[A block of data]

************

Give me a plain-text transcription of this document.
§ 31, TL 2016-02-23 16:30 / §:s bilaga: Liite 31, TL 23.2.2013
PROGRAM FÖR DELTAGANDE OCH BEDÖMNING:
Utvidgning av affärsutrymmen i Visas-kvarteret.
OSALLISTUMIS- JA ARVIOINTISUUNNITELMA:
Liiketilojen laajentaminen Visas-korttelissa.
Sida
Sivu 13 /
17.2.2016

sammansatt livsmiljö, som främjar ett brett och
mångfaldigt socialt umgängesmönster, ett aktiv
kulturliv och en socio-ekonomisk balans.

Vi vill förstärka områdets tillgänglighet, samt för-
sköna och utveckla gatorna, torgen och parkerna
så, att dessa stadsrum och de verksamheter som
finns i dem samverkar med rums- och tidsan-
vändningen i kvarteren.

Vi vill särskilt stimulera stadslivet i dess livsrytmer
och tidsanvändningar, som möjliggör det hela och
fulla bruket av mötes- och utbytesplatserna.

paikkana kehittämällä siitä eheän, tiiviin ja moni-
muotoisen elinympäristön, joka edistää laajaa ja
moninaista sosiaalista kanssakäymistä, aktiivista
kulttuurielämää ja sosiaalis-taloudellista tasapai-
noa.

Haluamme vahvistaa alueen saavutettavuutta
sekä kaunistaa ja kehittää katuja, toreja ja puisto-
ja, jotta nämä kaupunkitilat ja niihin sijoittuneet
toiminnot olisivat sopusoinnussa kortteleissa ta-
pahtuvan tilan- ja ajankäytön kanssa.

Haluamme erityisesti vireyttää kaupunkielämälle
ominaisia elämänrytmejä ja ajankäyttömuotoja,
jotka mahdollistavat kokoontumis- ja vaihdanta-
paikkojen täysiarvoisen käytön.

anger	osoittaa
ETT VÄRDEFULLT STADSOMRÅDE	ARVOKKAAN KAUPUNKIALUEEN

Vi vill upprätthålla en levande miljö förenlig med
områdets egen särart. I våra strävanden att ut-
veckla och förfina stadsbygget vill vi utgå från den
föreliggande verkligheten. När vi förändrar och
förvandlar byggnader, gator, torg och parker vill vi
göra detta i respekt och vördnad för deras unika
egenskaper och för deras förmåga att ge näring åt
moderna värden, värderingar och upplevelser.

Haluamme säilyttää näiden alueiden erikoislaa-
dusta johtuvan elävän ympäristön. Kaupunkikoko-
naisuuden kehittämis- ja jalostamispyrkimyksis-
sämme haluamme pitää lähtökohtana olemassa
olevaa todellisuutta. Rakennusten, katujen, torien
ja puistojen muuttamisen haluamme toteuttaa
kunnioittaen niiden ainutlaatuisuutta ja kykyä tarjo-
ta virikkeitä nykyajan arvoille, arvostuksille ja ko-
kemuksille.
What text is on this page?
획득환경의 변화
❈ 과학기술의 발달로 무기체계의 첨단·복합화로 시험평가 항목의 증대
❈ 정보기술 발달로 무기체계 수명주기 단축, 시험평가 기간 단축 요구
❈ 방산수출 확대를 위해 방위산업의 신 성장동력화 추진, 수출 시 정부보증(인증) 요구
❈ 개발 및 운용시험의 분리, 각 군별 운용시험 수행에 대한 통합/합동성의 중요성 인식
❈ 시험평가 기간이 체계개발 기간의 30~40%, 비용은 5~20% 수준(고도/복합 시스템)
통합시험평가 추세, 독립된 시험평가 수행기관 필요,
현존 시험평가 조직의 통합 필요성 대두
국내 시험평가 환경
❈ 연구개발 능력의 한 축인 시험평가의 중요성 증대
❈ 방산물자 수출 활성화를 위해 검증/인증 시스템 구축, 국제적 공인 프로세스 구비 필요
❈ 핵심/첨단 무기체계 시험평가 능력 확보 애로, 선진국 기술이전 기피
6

************

§ The request
Your task is to output the full set of records exactly as presented.

§ The completed task
Give me a plain-text transcription of this document.
§ 31, TL 2016-02-23 16:30 / §:s bilaga: Liite 31, TL 23.2.2013
PROGRAM FÖR DELTAGANDE OCH BEDÖMNING:
Utvidgning av affärsutrymmen i Visas-kvarteret.
OSALLISTUMIS- JA ARVIOINTISUUNNITELMA:
Liiketilojen laajentaminen Visas-korttelissa.
Sida
Sivu 13 /
17.2.2016

sammansatt livsmiljö, som främjar ett brett och
mångfaldigt socialt umgängesmönster, ett aktiv
kulturliv och en socio-ekonomisk balans.

Vi vill förstärka områdets tillgänglighet, samt för-
sköna och utveckla gatorna, torgen och parkerna
så, att dessa stadsrum och de verksamheter som
finns i dem samverkar med rums- och tidsan-
vändningen i kvarteren.

Vi vill särskilt stimulera stadslivet i dess livsrytmer
och tidsanvändningar, som möjliggör det hela och
fulla bruket av mötes- och utbytesplatserna.

paikkana kehittämällä siitä eheän, tiiviin ja moni-
muotoisen elinympäristön, joka edistää laajaa ja
moninaista sosiaalista kanssakäymistä, aktiivista
kulttuurielämää ja sosiaalis-taloudellista tasapai-
noa.

Haluamme vahvistaa alueen saavutettavuutta
sekä kaunistaa ja kehittää katuja, toreja ja puisto-
ja, jotta nämä kaupunkitilat ja niihin sijoittuneet
toiminnot olisivat sopusoinnussa kortteleissa ta-
pahtuvan tilan- ja ajankäytön kanssa.

Haluamme erityisesti vireyttää kaupunkielämälle
ominaisia elämänrytmejä ja ajankäyttömuotoja,
jotka mahdollistavat kokoontumis- ja vaihdanta-
paikkojen täysiarvoisen käytön.

anger	osoittaa
ETT VÄRDEFULLT STADSOMRÅDE	ARVOKKAAN KAUPUNKIALUEEN

Vi vill upprätthålla en levande miljö förenlig med
områdets egen särart. I våra strävanden att ut-
veckla och förfina stadsbygget vill vi utgå från den
föreliggande verkligheten. När vi förändrar och
förvandlar byggnader, gator, torg och parker vill vi
göra detta i respekt och vördnad för deras unika
egenskaper och för deras förmåga att ge näring åt
moderna värden, värderingar och upplevelser.

Haluamme säilyttää näiden alueiden erikoislaa-
dusta johtuvan elävän ympäristön. Kaupunkikoko-
naisuuden kehittämis- ja jalostamispyrkimyksis-
sämme haluamme pitää lähtökohtana olemassa
olevaa todellisuutta. Rakennusten, katujen, torien
ja puistojen muuttamisen haluamme toteuttaa
kunnioittaen niiden ainutlaatuisuutta ja kykyä tarjo-
ta virikkeitä nykyajan arvoille, arvostuksille ja ko-
kemuksille.
What text is on this page?
획득환경의 변화
❈ 과학기술의 발달로 무기체계의 첨단·복합화로 시험평가 항목의 증대
❈ 정보기술 발달로 무기체계 수명주기 단축, 시험평가 기간 단축 요구
❈ 방산수출 확대를 위해 방위산업의 신 성장동력화 추진, 수출 시 정부보증(인증) 요구
❈ 개발 및 운용시험의 분리, 각 군별 운용시험 수행에 대한 통합/합동성의 중요성 인식
❈ 시험평가 기간이 체계개발 기간의 30~40%, 비용은 5~20% 수준(고도/복합 시스템)
통합시험평가 추세, 독립된 시험평가 수행기관 필요,
현존 시험평가 조직의 통합 필요성 대두
국내 시험평가 환경
❈ 연구개발 능력의 한 축인 시험평가의 중요성 증대
❈ 방산물자 수출 활성화를 위해 검증/인증 시스템 구축, 국제적 공인 프로세스 구비 필요
❈ 핵심/첨단 무기체계 시험평가 능력 확보 애로, 선진국 기술이전 기피
6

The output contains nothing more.